→ Exercise objective
Extract every line where the string "name" appears.

→ Material supplied
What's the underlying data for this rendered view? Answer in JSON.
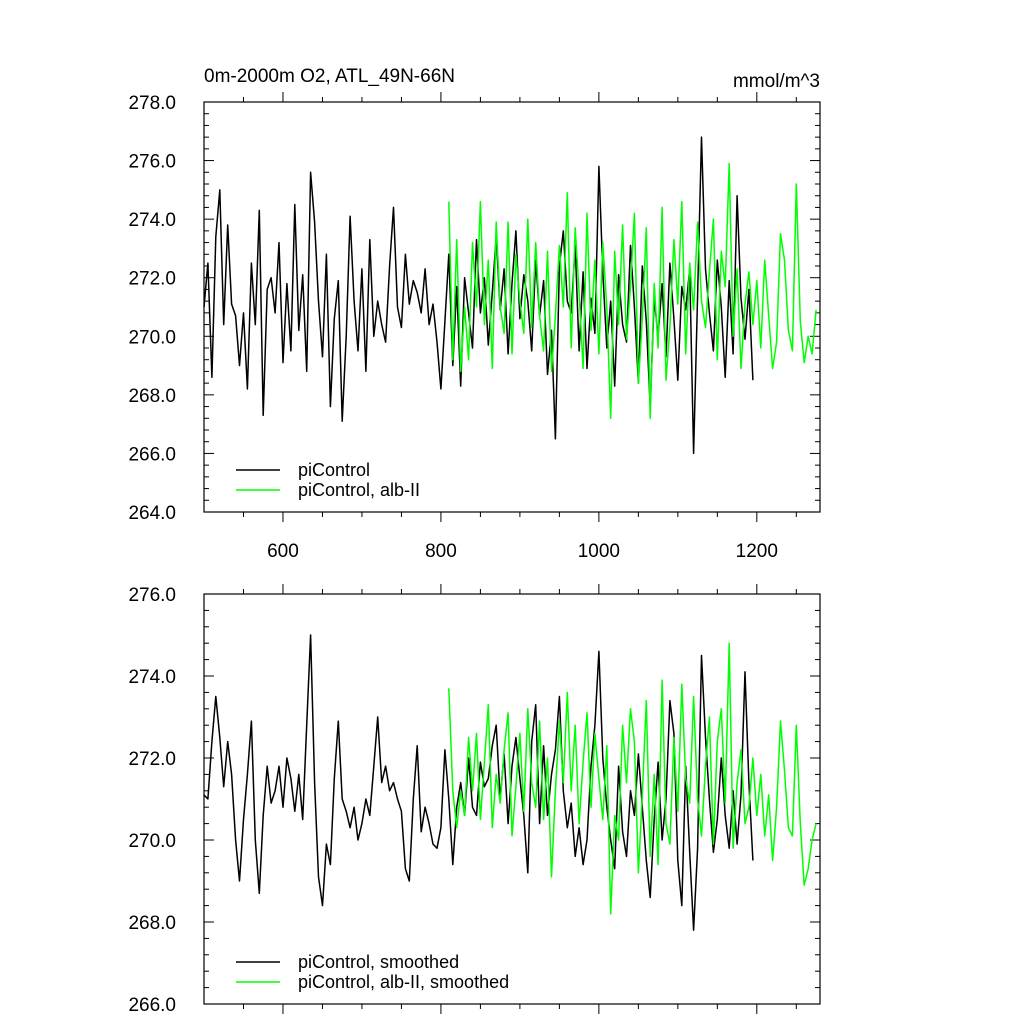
{
  "chart_data": [
    {
      "type": "line",
      "title_left": "0m-2000m O2, ATL_49N-66N",
      "title_right": "mmol/m^3",
      "xlim": [
        500,
        1280
      ],
      "ylim": [
        264,
        278
      ],
      "x_ticks": [
        600,
        800,
        1000,
        1200
      ],
      "x_tick_labels": [
        "600",
        "800",
        "1000",
        "1200"
      ],
      "y_ticks": [
        264,
        266,
        268,
        270,
        272,
        274,
        276,
        278
      ],
      "y_tick_labels": [
        "264.0",
        "266.0",
        "268.0",
        "270.0",
        "272.0",
        "274.0",
        "276.0",
        "278.0"
      ],
      "legend_position": "bottom-left",
      "series": [
        {
          "name": "piControl",
          "color": "#000000",
          "x": [
            500,
            505,
            510,
            515,
            520,
            525,
            530,
            535,
            540,
            545,
            550,
            555,
            560,
            565,
            570,
            575,
            580,
            585,
            590,
            595,
            600,
            605,
            610,
            615,
            620,
            625,
            630,
            635,
            640,
            645,
            650,
            655,
            660,
            665,
            670,
            675,
            680,
            685,
            690,
            695,
            700,
            705,
            710,
            715,
            720,
            725,
            730,
            735,
            740,
            745,
            750,
            755,
            760,
            765,
            770,
            775,
            780,
            785,
            790,
            795,
            800,
            805,
            810,
            815,
            820,
            825,
            830,
            835,
            840,
            845,
            850,
            855,
            860,
            865,
            870,
            875,
            880,
            885,
            890,
            895,
            900,
            905,
            910,
            915,
            920,
            925,
            930,
            935,
            940,
            945,
            950,
            955,
            960,
            965,
            970,
            975,
            980,
            985,
            990,
            995,
            1000,
            1005,
            1010,
            1015,
            1020,
            1025,
            1030,
            1035,
            1040,
            1045,
            1050,
            1055,
            1060,
            1065,
            1070,
            1075,
            1080,
            1085,
            1090,
            1095,
            1100,
            1105,
            1110,
            1115,
            1120,
            1125,
            1130,
            1135,
            1140,
            1145,
            1150,
            1155,
            1160,
            1165,
            1170,
            1175,
            1180,
            1185,
            1190,
            1195
          ],
          "values": [
            271.0,
            272.5,
            268.6,
            273.4,
            275.0,
            270.4,
            273.8,
            271.1,
            270.7,
            269.0,
            270.8,
            268.2,
            272.5,
            270.4,
            274.3,
            267.3,
            271.6,
            272.0,
            270.8,
            273.2,
            269.1,
            271.8,
            269.5,
            274.5,
            270.2,
            272.1,
            268.8,
            275.6,
            273.9,
            271.2,
            269.3,
            272.8,
            267.6,
            270.6,
            271.9,
            267.1,
            270.0,
            274.1,
            271.2,
            269.5,
            272.3,
            268.8,
            273.3,
            270.0,
            271.2,
            270.4,
            269.8,
            272.4,
            274.4,
            271.0,
            270.3,
            272.8,
            271.1,
            271.9,
            271.5,
            270.8,
            272.3,
            270.4,
            271.1,
            269.8,
            268.2,
            270.5,
            272.8,
            269.0,
            271.7,
            268.3,
            272.0,
            270.8,
            269.6,
            273.3,
            270.8,
            272.0,
            269.7,
            271.5,
            273.4,
            270.9,
            272.3,
            269.4,
            271.8,
            273.6,
            270.6,
            272.1,
            271.2,
            269.5,
            272.6,
            270.7,
            271.9,
            268.7,
            270.2,
            266.5,
            272.4,
            273.6,
            271.2,
            270.8,
            273.1,
            269.5,
            272.2,
            268.9,
            271.3,
            270.1,
            275.8,
            272.2,
            269.6,
            271.2,
            268.3,
            272.1,
            270.4,
            269.8,
            273.1,
            271.0,
            268.4,
            272.4,
            270.5,
            267.6,
            271.3,
            270.0,
            271.8,
            269.3,
            272.5,
            270.6,
            268.5,
            271.7,
            270.9,
            272.3,
            266.0,
            271.4,
            276.8,
            272.3,
            270.8,
            269.5,
            272.6,
            271.0,
            268.6,
            271.9,
            269.4,
            274.8,
            271.3,
            269.9,
            271.6,
            268.5
          ],
          "legend_label": "piControl"
        },
        {
          "name": "piControl, alb-II",
          "color": "#00ff00",
          "x": [
            810,
            815,
            820,
            825,
            830,
            835,
            840,
            845,
            850,
            855,
            860,
            865,
            870,
            875,
            880,
            885,
            890,
            895,
            900,
            905,
            910,
            915,
            920,
            925,
            930,
            935,
            940,
            945,
            950,
            955,
            960,
            965,
            970,
            975,
            980,
            985,
            990,
            995,
            1000,
            1005,
            1010,
            1015,
            1020,
            1025,
            1030,
            1035,
            1040,
            1045,
            1050,
            1055,
            1060,
            1065,
            1070,
            1075,
            1080,
            1085,
            1090,
            1095,
            1100,
            1105,
            1110,
            1115,
            1120,
            1125,
            1130,
            1135,
            1140,
            1145,
            1150,
            1155,
            1160,
            1165,
            1170,
            1175,
            1180,
            1185,
            1190,
            1195,
            1200,
            1205,
            1210,
            1215,
            1220,
            1225,
            1230,
            1235,
            1240,
            1245,
            1250,
            1255,
            1260,
            1265,
            1270,
            1275
          ],
          "values": [
            274.6,
            269.2,
            273.3,
            268.8,
            271.0,
            269.2,
            273.2,
            271.0,
            274.6,
            270.4,
            272.6,
            268.9,
            273.9,
            271.0,
            270.1,
            273.9,
            269.4,
            272.8,
            271.2,
            270.1,
            274.0,
            270.3,
            273.2,
            270.7,
            269.5,
            272.9,
            268.8,
            270.7,
            273.1,
            271.0,
            274.9,
            269.6,
            273.7,
            271.5,
            268.9,
            274.2,
            270.2,
            272.6,
            269.4,
            273.2,
            271.0,
            267.2,
            272.9,
            270.4,
            273.8,
            269.9,
            271.7,
            274.2,
            268.4,
            270.6,
            273.7,
            267.2,
            271.8,
            269.6,
            274.4,
            268.5,
            270.3,
            273.3,
            271.1,
            274.6,
            269.4,
            272.5,
            270.9,
            273.9,
            271.2,
            270.3,
            272.2,
            274.0,
            269.2,
            272.9,
            271.7,
            275.9,
            270.0,
            272.3,
            268.9,
            271.1,
            272.2,
            270.4,
            271.9,
            269.6,
            272.6,
            270.7,
            268.9,
            269.8,
            273.5,
            272.6,
            270.2,
            269.5,
            275.2,
            270.5,
            269.1,
            270.0,
            269.4,
            270.9
          ],
          "legend_label": "piControl, alb-II"
        }
      ]
    },
    {
      "type": "line",
      "xlim": [
        500,
        1280
      ],
      "ylim": [
        266,
        276
      ],
      "x_ticks": [
        600,
        800,
        1000,
        1200
      ],
      "y_ticks": [
        266,
        268,
        270,
        272,
        274,
        276
      ],
      "y_tick_labels": [
        "266.0",
        "268.0",
        "270.0",
        "272.0",
        "274.0",
        "276.0"
      ],
      "legend_position": "bottom-left",
      "series": [
        {
          "name": "piControl, smoothed",
          "color": "#000000",
          "x": [
            500,
            505,
            510,
            515,
            520,
            525,
            530,
            535,
            540,
            545,
            550,
            555,
            560,
            565,
            570,
            575,
            580,
            585,
            590,
            595,
            600,
            605,
            610,
            615,
            620,
            625,
            630,
            635,
            640,
            645,
            650,
            655,
            660,
            665,
            670,
            675,
            680,
            685,
            690,
            695,
            700,
            705,
            710,
            715,
            720,
            725,
            730,
            735,
            740,
            745,
            750,
            755,
            760,
            765,
            770,
            775,
            780,
            785,
            790,
            795,
            800,
            805,
            810,
            815,
            820,
            825,
            830,
            835,
            840,
            845,
            850,
            855,
            860,
            865,
            870,
            875,
            880,
            885,
            890,
            895,
            900,
            905,
            910,
            915,
            920,
            925,
            930,
            935,
            940,
            945,
            950,
            955,
            960,
            965,
            970,
            975,
            980,
            985,
            990,
            995,
            1000,
            1005,
            1010,
            1015,
            1020,
            1025,
            1030,
            1035,
            1040,
            1045,
            1050,
            1055,
            1060,
            1065,
            1070,
            1075,
            1080,
            1085,
            1090,
            1095,
            1100,
            1105,
            1110,
            1115,
            1120,
            1125,
            1130,
            1135,
            1140,
            1145,
            1150,
            1155,
            1160,
            1165,
            1170,
            1175,
            1180,
            1185,
            1190,
            1195
          ],
          "values": [
            271.1,
            271.0,
            272.4,
            273.5,
            272.5,
            271.3,
            272.4,
            271.6,
            270.0,
            269.0,
            270.5,
            271.6,
            272.9,
            270.0,
            268.7,
            270.6,
            271.8,
            270.9,
            271.2,
            271.8,
            270.8,
            272.0,
            271.5,
            270.7,
            271.6,
            270.5,
            272.8,
            275.0,
            271.4,
            269.1,
            268.4,
            269.9,
            269.4,
            271.5,
            272.9,
            271.0,
            270.7,
            270.3,
            270.8,
            270.0,
            270.4,
            271.0,
            270.6,
            271.8,
            273.0,
            271.4,
            271.8,
            271.2,
            271.4,
            271.0,
            270.7,
            269.3,
            269.0,
            271.0,
            272.3,
            270.2,
            270.8,
            270.4,
            269.9,
            269.8,
            270.3,
            272.2,
            271.0,
            269.4,
            270.8,
            271.4,
            270.6,
            272.0,
            270.8,
            270.6,
            271.9,
            271.3,
            271.5,
            272.3,
            272.8,
            271.0,
            272.1,
            270.4,
            271.8,
            272.5,
            271.5,
            270.6,
            269.2,
            272.4,
            273.3,
            270.4,
            272.3,
            270.6,
            271.6,
            272.2,
            273.5,
            271.2,
            270.3,
            270.9,
            269.6,
            270.3,
            269.4,
            270.0,
            271.8,
            272.8,
            274.6,
            272.0,
            270.8,
            270.0,
            269.3,
            271.8,
            270.2,
            269.6,
            271.2,
            270.6,
            272.1,
            270.8,
            269.5,
            268.6,
            270.5,
            271.9,
            270.0,
            271.0,
            273.4,
            272.6,
            269.5,
            268.4,
            271.8,
            269.7,
            267.8,
            269.8,
            274.5,
            272.5,
            271.0,
            269.7,
            270.5,
            272.0,
            270.6,
            269.8,
            271.2,
            269.9,
            271.1,
            274.1,
            271.4,
            269.5
          ],
          "legend_label": "piControl, smoothed"
        },
        {
          "name": "piControl, alb-II, smoothed",
          "color": "#00ff00",
          "x": [
            810,
            815,
            820,
            825,
            830,
            835,
            840,
            845,
            850,
            855,
            860,
            865,
            870,
            875,
            880,
            885,
            890,
            895,
            900,
            905,
            910,
            915,
            920,
            925,
            930,
            935,
            940,
            945,
            950,
            955,
            960,
            965,
            970,
            975,
            980,
            985,
            990,
            995,
            1000,
            1005,
            1010,
            1015,
            1020,
            1025,
            1030,
            1035,
            1040,
            1045,
            1050,
            1055,
            1060,
            1065,
            1070,
            1075,
            1080,
            1085,
            1090,
            1095,
            1100,
            1105,
            1110,
            1115,
            1120,
            1125,
            1130,
            1135,
            1140,
            1145,
            1150,
            1155,
            1160,
            1165,
            1170,
            1175,
            1180,
            1185,
            1190,
            1195,
            1200,
            1205,
            1210,
            1215,
            1220,
            1225,
            1230,
            1235,
            1240,
            1245,
            1250,
            1255,
            1260,
            1265,
            1270,
            1275
          ],
          "values": [
            273.7,
            271.2,
            270.3,
            271.2,
            270.6,
            272.5,
            271.2,
            272.6,
            270.5,
            271.9,
            273.3,
            270.3,
            271.6,
            270.9,
            272.2,
            273.1,
            270.1,
            271.3,
            272.6,
            270.7,
            273.2,
            271.4,
            270.8,
            272.9,
            270.5,
            272.0,
            269.1,
            271.2,
            272.9,
            271.4,
            273.6,
            271.2,
            272.8,
            270.4,
            271.9,
            273.1,
            270.8,
            272.6,
            271.5,
            270.5,
            272.3,
            268.2,
            270.6,
            270.0,
            272.8,
            271.4,
            273.2,
            272.4,
            269.2,
            271.1,
            273.4,
            269.6,
            271.6,
            269.4,
            273.9,
            270.4,
            269.9,
            272.5,
            270.7,
            273.8,
            271.5,
            270.9,
            273.5,
            271.0,
            270.1,
            271.8,
            273.0,
            269.9,
            272.4,
            273.2,
            270.9,
            274.8,
            269.8,
            271.4,
            272.2,
            270.4,
            270.8,
            272.0,
            270.6,
            271.6,
            270.1,
            271.1,
            269.5,
            270.8,
            272.9,
            271.7,
            270.3,
            270.1,
            272.8,
            270.4,
            268.9,
            269.3,
            270.0,
            270.4
          ],
          "legend_label": "piControl, alb-II, smoothed"
        }
      ]
    }
  ]
}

→ Solution to this exercise
          "name": "piControl",
          "name": "piControl, alb-II",
          "name": "piControl, smoothed",
          "name": "piControl, alb-II, smoothed",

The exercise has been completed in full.